* TO BE DONE:
Please turn the lines from the very first one through the line containing "cell-d4[interactable] (805, 64, 1021, 85)" (both included) into a JSON list of strings, one string per line, skipping any blank lines.

* MATERIAL PROVIDED:
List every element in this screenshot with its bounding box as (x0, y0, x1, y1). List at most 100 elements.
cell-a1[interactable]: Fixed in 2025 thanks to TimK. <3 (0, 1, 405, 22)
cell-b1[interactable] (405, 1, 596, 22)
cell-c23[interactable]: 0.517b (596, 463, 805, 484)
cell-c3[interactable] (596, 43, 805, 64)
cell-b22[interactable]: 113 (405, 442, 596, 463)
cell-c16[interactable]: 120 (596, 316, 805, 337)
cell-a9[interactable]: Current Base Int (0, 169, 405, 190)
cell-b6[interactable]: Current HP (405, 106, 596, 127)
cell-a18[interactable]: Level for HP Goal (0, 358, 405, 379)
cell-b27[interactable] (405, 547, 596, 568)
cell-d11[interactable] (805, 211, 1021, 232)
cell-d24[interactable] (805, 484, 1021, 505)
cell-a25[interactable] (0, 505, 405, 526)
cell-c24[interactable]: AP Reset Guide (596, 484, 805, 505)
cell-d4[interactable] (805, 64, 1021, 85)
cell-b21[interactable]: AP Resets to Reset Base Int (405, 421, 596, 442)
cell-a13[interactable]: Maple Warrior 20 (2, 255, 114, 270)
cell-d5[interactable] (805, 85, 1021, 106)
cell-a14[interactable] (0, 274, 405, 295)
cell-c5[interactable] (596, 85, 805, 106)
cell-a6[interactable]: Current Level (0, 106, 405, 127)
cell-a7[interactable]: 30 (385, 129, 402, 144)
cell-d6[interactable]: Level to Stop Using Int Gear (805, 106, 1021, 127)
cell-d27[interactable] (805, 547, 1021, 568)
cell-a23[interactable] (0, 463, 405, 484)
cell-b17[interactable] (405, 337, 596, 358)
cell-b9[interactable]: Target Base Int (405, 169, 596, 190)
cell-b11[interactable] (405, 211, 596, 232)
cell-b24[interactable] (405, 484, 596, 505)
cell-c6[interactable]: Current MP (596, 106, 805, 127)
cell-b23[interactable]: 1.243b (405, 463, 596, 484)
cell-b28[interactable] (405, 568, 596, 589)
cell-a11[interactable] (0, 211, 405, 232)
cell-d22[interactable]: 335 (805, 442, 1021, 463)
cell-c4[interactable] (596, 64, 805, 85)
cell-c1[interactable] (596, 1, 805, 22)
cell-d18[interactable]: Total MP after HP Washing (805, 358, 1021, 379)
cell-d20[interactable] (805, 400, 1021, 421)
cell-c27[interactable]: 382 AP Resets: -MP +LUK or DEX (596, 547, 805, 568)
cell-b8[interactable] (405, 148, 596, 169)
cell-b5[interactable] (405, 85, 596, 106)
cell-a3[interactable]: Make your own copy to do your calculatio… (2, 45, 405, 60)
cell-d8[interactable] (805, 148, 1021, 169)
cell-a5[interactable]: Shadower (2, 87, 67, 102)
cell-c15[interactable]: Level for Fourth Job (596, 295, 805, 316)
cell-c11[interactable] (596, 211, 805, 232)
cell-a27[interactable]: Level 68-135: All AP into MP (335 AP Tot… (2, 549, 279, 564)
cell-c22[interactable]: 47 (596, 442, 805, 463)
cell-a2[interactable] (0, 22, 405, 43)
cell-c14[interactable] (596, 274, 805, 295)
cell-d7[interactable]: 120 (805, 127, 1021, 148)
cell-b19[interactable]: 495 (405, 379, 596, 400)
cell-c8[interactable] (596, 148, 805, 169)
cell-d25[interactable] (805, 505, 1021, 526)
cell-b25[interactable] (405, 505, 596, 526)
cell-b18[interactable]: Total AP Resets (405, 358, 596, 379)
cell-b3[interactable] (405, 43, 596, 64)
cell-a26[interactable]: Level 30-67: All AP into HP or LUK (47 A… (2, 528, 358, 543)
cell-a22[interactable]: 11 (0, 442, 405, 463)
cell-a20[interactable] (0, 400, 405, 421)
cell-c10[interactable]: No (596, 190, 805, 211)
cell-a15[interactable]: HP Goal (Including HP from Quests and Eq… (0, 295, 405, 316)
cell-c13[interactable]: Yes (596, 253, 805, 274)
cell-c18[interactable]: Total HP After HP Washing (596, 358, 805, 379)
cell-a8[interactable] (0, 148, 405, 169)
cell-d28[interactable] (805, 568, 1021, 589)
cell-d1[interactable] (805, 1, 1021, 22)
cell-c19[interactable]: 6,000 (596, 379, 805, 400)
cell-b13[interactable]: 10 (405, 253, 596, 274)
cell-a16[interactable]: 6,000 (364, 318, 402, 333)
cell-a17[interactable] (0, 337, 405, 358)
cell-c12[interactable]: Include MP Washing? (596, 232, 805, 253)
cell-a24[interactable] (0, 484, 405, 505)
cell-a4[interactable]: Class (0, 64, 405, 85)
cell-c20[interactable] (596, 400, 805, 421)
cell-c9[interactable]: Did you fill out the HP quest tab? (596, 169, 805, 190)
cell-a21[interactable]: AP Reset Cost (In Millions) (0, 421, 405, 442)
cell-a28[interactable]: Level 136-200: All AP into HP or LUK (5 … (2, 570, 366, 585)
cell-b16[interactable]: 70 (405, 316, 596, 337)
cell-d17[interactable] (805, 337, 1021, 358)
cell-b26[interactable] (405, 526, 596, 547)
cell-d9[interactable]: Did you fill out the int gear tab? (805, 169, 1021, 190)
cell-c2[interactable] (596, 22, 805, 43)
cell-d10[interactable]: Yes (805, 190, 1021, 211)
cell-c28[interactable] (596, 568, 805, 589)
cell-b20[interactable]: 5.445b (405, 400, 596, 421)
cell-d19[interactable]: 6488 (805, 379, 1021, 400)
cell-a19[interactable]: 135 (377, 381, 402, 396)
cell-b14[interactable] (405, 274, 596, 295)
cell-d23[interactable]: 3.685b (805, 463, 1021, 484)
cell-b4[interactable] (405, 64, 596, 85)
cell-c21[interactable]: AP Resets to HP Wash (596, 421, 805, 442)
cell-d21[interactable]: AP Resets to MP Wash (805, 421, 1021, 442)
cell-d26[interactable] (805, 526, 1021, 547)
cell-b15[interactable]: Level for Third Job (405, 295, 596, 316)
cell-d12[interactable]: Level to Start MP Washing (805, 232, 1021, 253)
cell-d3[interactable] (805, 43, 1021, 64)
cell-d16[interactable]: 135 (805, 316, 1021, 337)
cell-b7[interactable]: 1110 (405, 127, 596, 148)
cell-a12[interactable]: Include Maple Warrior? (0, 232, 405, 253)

* REPLY TO THE TASK:
[
  "List every element in this screenshot with its bounding box as (x0, y0, x1, y1). List at most 100 elements.",
  "cell-a1[interactable]: Fixed in 2025 thanks to TimK. <3 (0, 1, 405, 22)",
  "cell-b1[interactable] (405, 1, 596, 22)",
  "cell-c23[interactable]: 0.517b (596, 463, 805, 484)",
  "cell-c3[interactable] (596, 43, 805, 64)",
  "cell-b22[interactable]: 113 (405, 442, 596, 463)",
  "cell-c16[interactable]: 120 (596, 316, 805, 337)",
  "cell-a9[interactable]: Current Base Int (0, 169, 405, 190)",
  "cell-b6[interactable]: Current HP (405, 106, 596, 127)",
  "cell-a18[interactable]: Level for HP Goal (0, 358, 405, 379)",
  "cell-b27[interactable] (405, 547, 596, 568)",
  "cell-d11[interactable] (805, 211, 1021, 232)",
  "cell-d24[interactable] (805, 484, 1021, 505)",
  "cell-a25[interactable] (0, 505, 405, 526)",
  "cell-c24[interactable]: AP Reset Guide (596, 484, 805, 505)",
  "cell-d4[interactable] (805, 64, 1021, 85)"
]